What is expected - Restate the material word for word and leave out anything that is a picture.

Task data -

--------------------

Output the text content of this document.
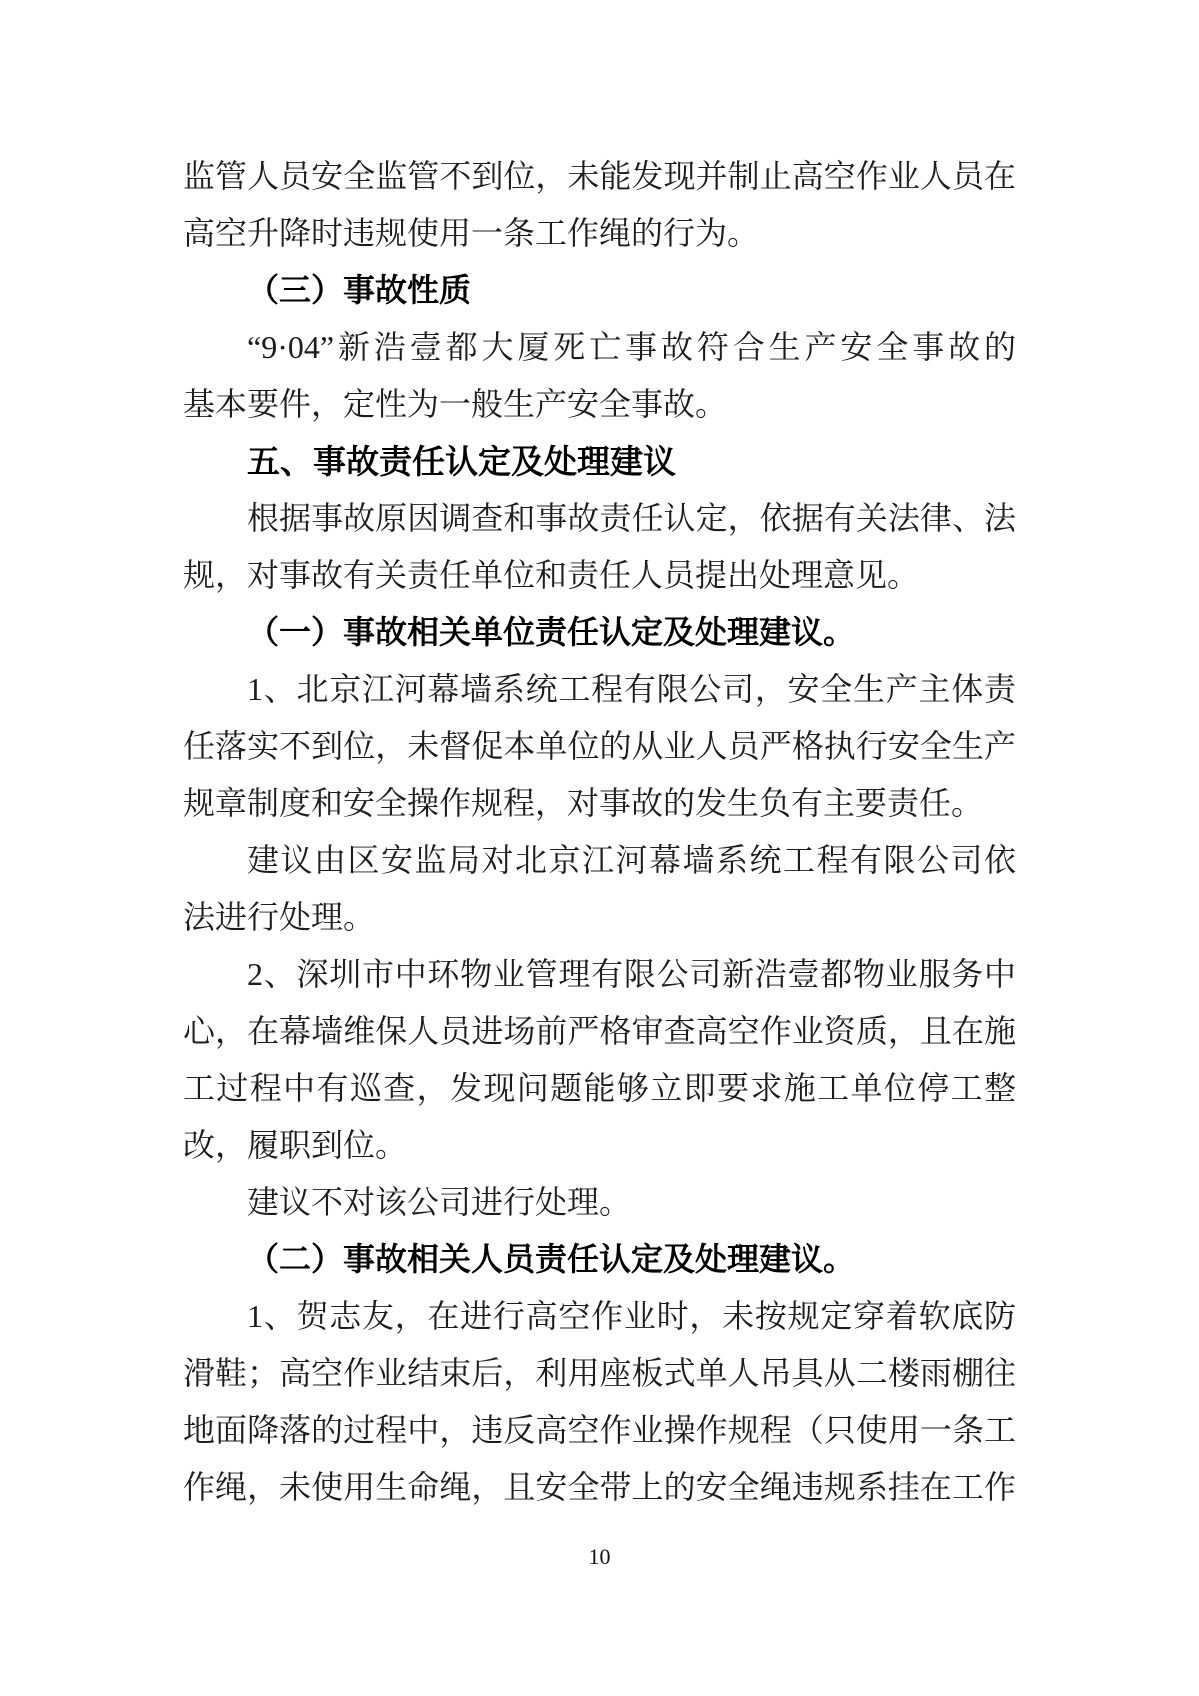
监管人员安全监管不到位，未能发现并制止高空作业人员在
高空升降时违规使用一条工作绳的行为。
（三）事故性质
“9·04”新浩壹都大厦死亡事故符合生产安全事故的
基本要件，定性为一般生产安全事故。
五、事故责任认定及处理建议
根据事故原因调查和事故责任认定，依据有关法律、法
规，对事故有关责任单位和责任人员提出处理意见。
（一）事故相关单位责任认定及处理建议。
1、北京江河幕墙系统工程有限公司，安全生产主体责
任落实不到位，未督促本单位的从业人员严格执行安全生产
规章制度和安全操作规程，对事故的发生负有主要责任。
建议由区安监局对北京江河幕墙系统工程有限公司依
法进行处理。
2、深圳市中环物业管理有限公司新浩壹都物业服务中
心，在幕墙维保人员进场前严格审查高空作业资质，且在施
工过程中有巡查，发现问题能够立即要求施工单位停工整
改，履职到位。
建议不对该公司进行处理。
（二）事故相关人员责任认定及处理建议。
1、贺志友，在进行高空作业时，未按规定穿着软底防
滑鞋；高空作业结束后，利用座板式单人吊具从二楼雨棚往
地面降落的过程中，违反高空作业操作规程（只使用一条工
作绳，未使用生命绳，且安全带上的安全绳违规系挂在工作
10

--------------------

Output for this exercise -
Output the text content of this document.
监管人员安全监管不到位，未能发现并制止高空作业人员在
高空升降时违规使用一条工作绳的行为。
（三）事故性质
“9·04”新浩壹都大厦死亡事故符合生产安全事故的
基本要件，定性为一般生产安全事故。
五、事故责任认定及处理建议
根据事故原因调查和事故责任认定，依据有关法律、法
规，对事故有关责任单位和责任人员提出处理意见。
（一）事故相关单位责任认定及处理建议。
1、北京江河幕墙系统工程有限公司，安全生产主体责
任落实不到位，未督促本单位的从业人员严格执行安全生产
规章制度和安全操作规程，对事故的发生负有主要责任。
建议由区安监局对北京江河幕墙系统工程有限公司依
法进行处理。
2、深圳市中环物业管理有限公司新浩壹都物业服务中
心，在幕墙维保人员进场前严格审查高空作业资质，且在施
工过程中有巡查，发现问题能够立即要求施工单位停工整
改，履职到位。
建议不对该公司进行处理。
（二）事故相关人员责任认定及处理建议。
1、贺志友，在进行高空作业时，未按规定穿着软底防
滑鞋；高空作业结束后，利用座板式单人吊具从二楼雨棚往
地面降落的过程中，违反高空作业操作规程（只使用一条工
作绳，未使用生命绳，且安全带上的安全绳违规系挂在工作
10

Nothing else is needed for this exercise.